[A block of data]
▼▼▼

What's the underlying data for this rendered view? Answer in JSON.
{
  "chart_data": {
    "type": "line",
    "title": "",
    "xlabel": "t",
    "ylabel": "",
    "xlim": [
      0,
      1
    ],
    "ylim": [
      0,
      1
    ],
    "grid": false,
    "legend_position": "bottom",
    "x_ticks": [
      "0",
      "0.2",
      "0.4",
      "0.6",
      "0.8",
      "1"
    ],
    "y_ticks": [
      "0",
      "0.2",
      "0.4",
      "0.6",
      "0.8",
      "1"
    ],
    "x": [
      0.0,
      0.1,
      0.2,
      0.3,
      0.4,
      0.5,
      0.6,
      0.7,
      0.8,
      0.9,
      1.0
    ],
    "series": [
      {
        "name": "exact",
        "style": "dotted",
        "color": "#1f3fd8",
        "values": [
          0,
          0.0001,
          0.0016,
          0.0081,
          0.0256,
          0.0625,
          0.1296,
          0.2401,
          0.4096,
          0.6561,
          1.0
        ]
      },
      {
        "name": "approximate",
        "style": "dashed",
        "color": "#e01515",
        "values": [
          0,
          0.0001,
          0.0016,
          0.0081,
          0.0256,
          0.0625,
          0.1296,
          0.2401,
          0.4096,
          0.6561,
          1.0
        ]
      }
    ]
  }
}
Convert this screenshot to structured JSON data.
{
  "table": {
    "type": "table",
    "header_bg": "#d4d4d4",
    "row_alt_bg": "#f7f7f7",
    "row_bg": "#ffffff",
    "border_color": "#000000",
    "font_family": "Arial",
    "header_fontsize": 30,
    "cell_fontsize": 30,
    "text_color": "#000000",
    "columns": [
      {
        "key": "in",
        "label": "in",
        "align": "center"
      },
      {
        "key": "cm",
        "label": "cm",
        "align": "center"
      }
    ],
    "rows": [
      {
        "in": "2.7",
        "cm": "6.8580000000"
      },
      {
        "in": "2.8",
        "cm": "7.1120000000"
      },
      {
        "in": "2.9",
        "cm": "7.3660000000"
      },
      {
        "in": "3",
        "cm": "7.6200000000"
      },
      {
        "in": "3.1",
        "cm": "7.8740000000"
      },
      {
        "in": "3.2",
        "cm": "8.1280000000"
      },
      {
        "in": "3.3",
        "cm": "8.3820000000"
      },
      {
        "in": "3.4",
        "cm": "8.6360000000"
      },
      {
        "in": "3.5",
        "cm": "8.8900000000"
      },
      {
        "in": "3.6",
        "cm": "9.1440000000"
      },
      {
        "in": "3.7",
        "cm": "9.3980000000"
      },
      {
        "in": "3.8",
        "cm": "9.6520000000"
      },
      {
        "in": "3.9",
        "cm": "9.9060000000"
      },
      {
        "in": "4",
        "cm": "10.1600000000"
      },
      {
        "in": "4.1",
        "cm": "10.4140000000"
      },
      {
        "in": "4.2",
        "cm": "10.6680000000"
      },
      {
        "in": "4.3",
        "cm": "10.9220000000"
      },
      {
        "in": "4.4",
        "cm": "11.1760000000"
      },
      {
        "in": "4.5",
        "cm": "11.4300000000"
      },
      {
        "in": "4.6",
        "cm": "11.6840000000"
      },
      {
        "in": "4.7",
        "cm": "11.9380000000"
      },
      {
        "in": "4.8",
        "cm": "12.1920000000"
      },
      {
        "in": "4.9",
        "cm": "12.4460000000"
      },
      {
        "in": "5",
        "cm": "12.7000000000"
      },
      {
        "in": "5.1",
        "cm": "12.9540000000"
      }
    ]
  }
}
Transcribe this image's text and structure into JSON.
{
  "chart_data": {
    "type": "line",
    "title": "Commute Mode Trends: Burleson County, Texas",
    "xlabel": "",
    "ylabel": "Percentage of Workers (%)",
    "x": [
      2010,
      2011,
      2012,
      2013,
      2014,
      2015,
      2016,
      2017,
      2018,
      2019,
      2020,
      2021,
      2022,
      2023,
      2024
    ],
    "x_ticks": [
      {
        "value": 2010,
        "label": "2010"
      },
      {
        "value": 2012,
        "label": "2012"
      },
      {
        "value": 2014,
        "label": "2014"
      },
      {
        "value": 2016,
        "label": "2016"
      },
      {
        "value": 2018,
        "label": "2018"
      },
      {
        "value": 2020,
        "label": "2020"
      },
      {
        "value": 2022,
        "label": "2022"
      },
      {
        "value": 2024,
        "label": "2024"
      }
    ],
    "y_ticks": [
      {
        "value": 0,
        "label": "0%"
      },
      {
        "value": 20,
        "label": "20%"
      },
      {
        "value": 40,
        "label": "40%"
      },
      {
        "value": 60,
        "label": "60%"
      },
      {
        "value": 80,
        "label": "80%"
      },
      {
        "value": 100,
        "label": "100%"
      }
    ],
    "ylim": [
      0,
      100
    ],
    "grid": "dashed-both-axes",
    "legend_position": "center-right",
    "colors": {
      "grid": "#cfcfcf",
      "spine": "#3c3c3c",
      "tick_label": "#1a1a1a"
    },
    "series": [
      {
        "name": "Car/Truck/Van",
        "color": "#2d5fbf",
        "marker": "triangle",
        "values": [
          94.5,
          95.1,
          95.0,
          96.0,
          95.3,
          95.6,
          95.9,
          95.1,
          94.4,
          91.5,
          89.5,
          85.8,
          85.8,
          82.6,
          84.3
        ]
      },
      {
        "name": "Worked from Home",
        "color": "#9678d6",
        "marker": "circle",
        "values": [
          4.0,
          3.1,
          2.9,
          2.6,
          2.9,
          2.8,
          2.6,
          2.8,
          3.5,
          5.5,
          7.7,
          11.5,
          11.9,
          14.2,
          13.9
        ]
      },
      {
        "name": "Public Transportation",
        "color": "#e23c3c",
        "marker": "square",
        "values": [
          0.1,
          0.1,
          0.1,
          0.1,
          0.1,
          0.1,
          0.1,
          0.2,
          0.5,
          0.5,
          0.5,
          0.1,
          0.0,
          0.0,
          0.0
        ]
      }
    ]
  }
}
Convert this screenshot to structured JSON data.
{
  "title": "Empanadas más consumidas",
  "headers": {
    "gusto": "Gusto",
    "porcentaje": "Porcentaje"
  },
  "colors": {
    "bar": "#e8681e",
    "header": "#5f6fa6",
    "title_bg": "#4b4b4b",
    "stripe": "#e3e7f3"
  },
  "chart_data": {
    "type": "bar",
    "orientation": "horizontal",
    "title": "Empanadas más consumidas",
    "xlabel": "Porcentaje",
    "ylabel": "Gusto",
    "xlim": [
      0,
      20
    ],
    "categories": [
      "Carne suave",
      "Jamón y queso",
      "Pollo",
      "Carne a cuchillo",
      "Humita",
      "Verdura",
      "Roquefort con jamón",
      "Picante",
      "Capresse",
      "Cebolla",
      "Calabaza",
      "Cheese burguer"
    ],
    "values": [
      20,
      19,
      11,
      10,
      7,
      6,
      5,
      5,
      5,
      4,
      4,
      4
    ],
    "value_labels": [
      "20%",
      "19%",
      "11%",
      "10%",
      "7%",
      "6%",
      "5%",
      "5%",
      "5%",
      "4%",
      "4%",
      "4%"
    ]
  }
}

▲▲▲

Search the records above for the string "ylabel". Copy every line that contains it.

    "ylabel": "",
    "ylabel": "Percentage of Workers (%)",
    "ylabel": "Gusto",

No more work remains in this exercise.